> **Information shown**

>>>

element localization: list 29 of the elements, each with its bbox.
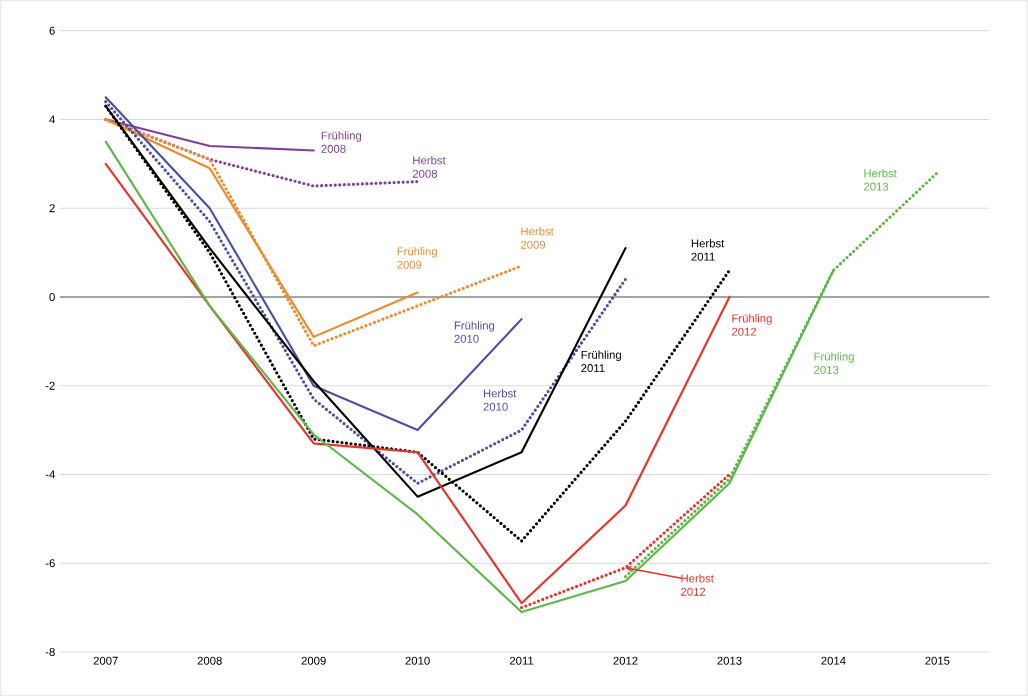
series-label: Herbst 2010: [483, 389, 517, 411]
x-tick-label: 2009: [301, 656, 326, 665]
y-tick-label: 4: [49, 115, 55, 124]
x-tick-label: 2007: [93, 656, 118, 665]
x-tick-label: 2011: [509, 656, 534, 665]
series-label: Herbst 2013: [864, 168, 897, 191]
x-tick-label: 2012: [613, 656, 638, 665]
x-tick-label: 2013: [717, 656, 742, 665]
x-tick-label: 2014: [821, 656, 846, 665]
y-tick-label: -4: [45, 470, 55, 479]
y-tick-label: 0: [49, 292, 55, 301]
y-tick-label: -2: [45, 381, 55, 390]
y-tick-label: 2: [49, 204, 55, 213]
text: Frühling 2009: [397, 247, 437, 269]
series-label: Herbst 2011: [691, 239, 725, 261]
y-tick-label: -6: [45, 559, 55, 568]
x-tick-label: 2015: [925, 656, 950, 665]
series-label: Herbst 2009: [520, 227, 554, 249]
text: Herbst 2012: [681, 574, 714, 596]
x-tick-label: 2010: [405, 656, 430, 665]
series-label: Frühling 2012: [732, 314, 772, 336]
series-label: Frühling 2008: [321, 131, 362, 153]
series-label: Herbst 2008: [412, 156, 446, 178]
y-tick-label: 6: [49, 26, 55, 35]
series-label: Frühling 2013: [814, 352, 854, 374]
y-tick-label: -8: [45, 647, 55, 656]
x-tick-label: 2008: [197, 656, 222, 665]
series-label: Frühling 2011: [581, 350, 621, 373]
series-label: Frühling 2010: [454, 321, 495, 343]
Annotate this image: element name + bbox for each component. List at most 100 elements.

<<<
>>>

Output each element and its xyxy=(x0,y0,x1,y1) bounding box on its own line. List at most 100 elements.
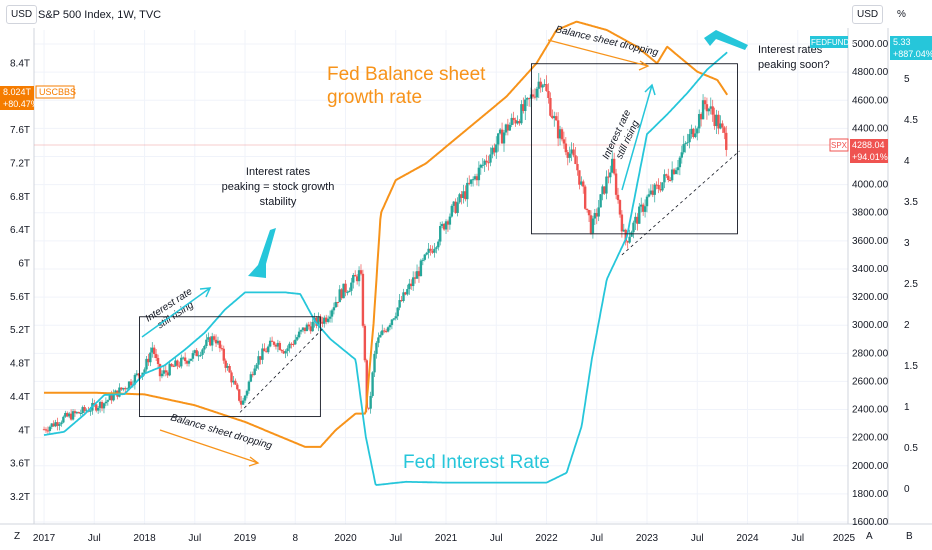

<<<

Please rewrite the data starting with the line that contains "element localization: list" and going on through the line that contains "x-tick-label: 2011: [509, 656, 534, 665]", swapping "x-tick-label" for "x-axis-label" and keeping everything else unchanged. Leave the pictures out of your answer.

element localization: list 29 of the elements, each with its bbox.
series-label: Herbst 2010: [483, 389, 517, 411]
x-axis-label: 2009: [301, 656, 326, 665]
y-tick-label: 4: [49, 115, 55, 124]
x-axis-label: 2007: [93, 656, 118, 665]
x-axis-label: 2011: [509, 656, 534, 665]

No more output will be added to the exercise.